## The exercise
Below are some records. Say how many of their lines contain the string "получении", and give nothing but the number.

begin Working data

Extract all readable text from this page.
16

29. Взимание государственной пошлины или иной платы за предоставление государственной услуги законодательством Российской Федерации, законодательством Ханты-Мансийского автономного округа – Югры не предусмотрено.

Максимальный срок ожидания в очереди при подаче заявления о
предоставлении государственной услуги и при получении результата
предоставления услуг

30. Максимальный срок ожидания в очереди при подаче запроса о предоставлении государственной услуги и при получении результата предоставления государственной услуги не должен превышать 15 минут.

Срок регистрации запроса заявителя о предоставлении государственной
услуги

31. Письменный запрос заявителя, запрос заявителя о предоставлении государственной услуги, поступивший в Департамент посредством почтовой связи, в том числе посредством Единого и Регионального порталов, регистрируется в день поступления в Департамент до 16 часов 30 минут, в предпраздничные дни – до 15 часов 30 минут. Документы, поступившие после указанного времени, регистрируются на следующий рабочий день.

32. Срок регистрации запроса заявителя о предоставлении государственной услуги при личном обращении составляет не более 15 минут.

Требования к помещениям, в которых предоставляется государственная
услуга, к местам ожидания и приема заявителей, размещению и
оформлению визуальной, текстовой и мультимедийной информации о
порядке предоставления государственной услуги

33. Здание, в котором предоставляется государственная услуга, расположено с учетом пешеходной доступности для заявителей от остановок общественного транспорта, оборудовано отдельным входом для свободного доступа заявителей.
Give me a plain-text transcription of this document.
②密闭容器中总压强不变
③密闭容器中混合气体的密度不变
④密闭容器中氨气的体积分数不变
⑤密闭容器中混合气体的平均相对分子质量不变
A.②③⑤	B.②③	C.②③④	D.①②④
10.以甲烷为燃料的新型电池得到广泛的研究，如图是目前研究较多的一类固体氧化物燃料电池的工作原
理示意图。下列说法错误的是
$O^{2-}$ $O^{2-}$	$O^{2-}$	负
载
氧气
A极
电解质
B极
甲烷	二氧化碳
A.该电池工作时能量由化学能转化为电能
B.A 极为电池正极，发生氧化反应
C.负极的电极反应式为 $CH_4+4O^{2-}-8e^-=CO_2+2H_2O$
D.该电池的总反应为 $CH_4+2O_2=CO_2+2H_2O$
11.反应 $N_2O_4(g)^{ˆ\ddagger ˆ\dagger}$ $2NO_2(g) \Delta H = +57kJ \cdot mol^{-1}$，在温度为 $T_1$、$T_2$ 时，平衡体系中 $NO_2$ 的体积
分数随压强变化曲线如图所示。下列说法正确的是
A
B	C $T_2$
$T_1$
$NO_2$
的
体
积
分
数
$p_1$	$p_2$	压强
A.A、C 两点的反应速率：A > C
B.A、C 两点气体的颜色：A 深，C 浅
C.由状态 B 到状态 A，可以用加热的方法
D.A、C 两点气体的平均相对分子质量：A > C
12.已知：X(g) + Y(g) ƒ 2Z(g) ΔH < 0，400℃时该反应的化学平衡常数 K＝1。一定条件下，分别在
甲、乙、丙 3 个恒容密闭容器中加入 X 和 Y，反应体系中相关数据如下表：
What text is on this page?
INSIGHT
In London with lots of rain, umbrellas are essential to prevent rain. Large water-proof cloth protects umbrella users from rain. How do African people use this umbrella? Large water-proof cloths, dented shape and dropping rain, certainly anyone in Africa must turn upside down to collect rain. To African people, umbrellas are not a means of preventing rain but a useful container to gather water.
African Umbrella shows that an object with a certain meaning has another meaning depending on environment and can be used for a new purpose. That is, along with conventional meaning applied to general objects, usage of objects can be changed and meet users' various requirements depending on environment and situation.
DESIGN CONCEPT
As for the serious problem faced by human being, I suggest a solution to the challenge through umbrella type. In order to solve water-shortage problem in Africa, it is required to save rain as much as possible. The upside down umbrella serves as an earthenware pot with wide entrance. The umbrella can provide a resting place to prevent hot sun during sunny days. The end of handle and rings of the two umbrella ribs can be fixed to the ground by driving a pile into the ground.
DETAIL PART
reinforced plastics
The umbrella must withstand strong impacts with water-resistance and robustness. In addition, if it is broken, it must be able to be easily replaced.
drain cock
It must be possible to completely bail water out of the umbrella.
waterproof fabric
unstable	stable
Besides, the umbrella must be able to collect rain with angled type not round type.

end Working data

## Exercise output
2